** start of Provided records **

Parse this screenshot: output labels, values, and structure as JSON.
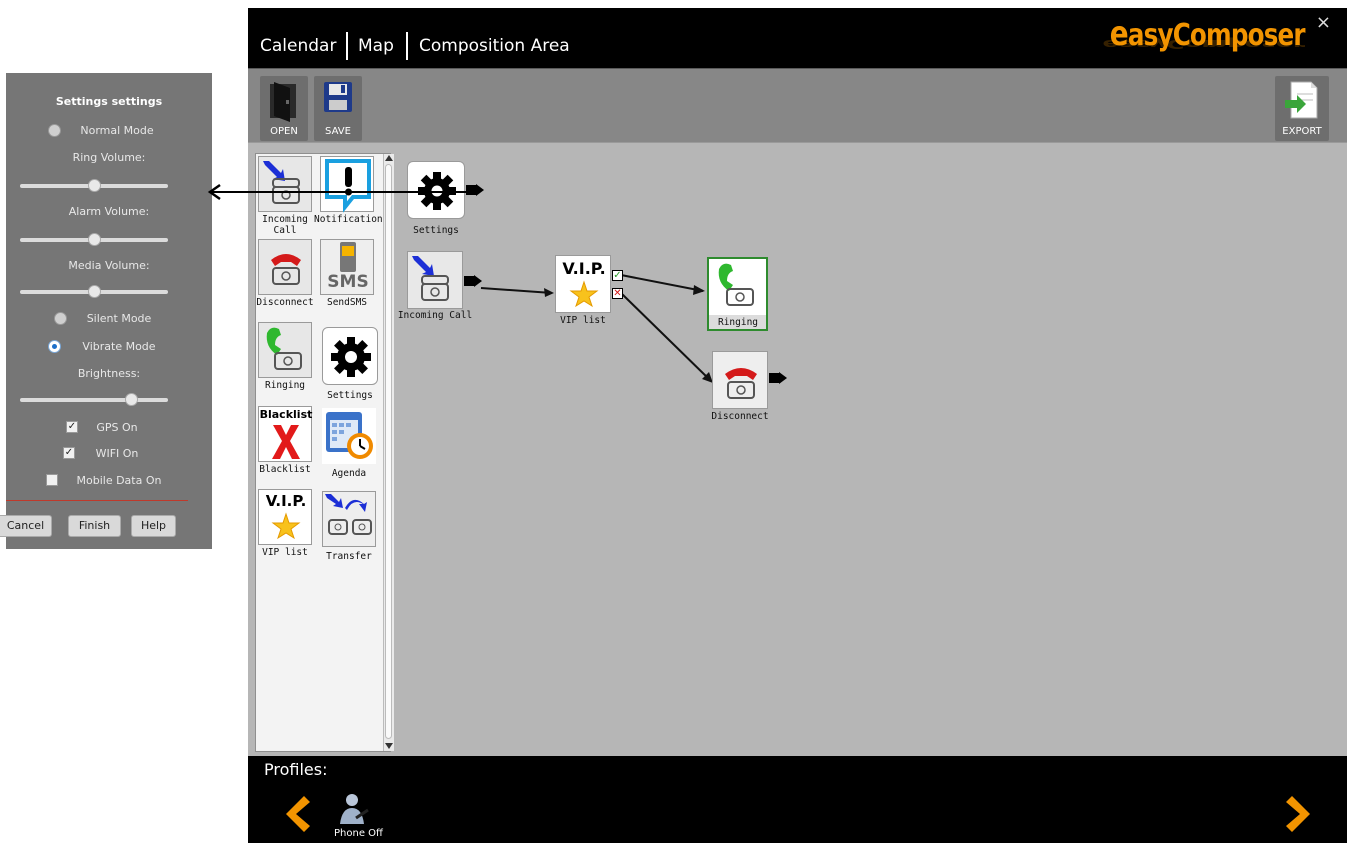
{
  "nav": {
    "calendar": "Calendar",
    "map": "Map",
    "composition": "Composition Area"
  },
  "brand": {
    "logo_e": "e",
    "logo_rest": "asyComposer",
    "close": "×"
  },
  "toolbar": {
    "open": "OPEN",
    "save": "SAVE",
    "export": "EXPORT"
  },
  "palette": {
    "incoming_call": "Incoming Call",
    "notification": "Notification",
    "disconnect": "Disconnect",
    "sendsms": "SendSMS",
    "ringing": "Ringing",
    "settings": "Settings",
    "blacklist": "Blacklist",
    "blacklist_tile": "Blacklist",
    "agenda": "Agenda",
    "vip": "VIP list",
    "vip_tile": "V.I.P.",
    "transfer": "Transfer",
    "sms_tile": "SMS"
  },
  "canvas": {
    "settings": "Settings",
    "incoming_call": "Incoming Call",
    "vip": "VIP list",
    "vip_tile": "V.I.P.",
    "ringing": "Ringing",
    "disconnect": "Disconnect"
  },
  "profiles": {
    "label": "Profiles:",
    "item": "Phone Off"
  },
  "dialog": {
    "title": "Settings settings",
    "normal_mode": "Normal Mode",
    "ring_volume": "Ring Volume:",
    "ring_level": 0.5,
    "alarm_volume": "Alarm Volume:",
    "alarm_level": 0.5,
    "media_volume": "Media Volume:",
    "media_level": 0.5,
    "silent_mode": "Silent Mode",
    "vibrate_mode": "Vibrate Mode",
    "brightness": "Brightness:",
    "brightness_level": 0.75,
    "gps": "GPS On",
    "gps_checked": true,
    "wifi": "WIFI On",
    "wifi_checked": true,
    "mobile_data": "Mobile Data On",
    "mobile_data_checked": false,
    "cancel": "Cancel",
    "finish": "Finish",
    "help": "Help"
  },
  "colors": {
    "brand": "#f29400",
    "accent_blue": "#1d6fc9",
    "ringing_border": "#2e8b2e"
  }
}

** end of Provided records **

* Set exercise *
All of the lines above should be printed exactly, minus the pictures.

* Correct output *
Parse this screenshot: output labels, values, and structure as JSON.
{
  "nav": {
    "calendar": "Calendar",
    "map": "Map",
    "composition": "Composition Area"
  },
  "brand": {
    "logo_e": "e",
    "logo_rest": "asyComposer",
    "close": "×"
  },
  "toolbar": {
    "open": "OPEN",
    "save": "SAVE",
    "export": "EXPORT"
  },
  "palette": {
    "incoming_call": "Incoming Call",
    "notification": "Notification",
    "disconnect": "Disconnect",
    "sendsms": "SendSMS",
    "ringing": "Ringing",
    "settings": "Settings",
    "blacklist": "Blacklist",
    "blacklist_tile": "Blacklist",
    "agenda": "Agenda",
    "vip": "VIP list",
    "vip_tile": "V.I.P.",
    "transfer": "Transfer",
    "sms_tile": "SMS"
  },
  "canvas": {
    "settings": "Settings",
    "incoming_call": "Incoming Call",
    "vip": "VIP list",
    "vip_tile": "V.I.P.",
    "ringing": "Ringing",
    "disconnect": "Disconnect"
  },
  "profiles": {
    "label": "Profiles:",
    "item": "Phone Off"
  },
  "dialog": {
    "title": "Settings settings",
    "normal_mode": "Normal Mode",
    "ring_volume": "Ring Volume:",
    "ring_level": 0.5,
    "alarm_volume": "Alarm Volume:",
    "alarm_level": 0.5,
    "media_volume": "Media Volume:",
    "media_level": 0.5,
    "silent_mode": "Silent Mode",
    "vibrate_mode": "Vibrate Mode",
    "brightness": "Brightness:",
    "brightness_level": 0.75,
    "gps": "GPS On",
    "gps_checked": true,
    "wifi": "WIFI On",
    "wifi_checked": true,
    "mobile_data": "Mobile Data On",
    "mobile_data_checked": false,
    "cancel": "Cancel",
    "finish": "Finish",
    "help": "Help"
  },
  "colors": {
    "brand": "#f29400",
    "accent_blue": "#1d6fc9",
    "ringing_border": "#2e8b2e"
  }
}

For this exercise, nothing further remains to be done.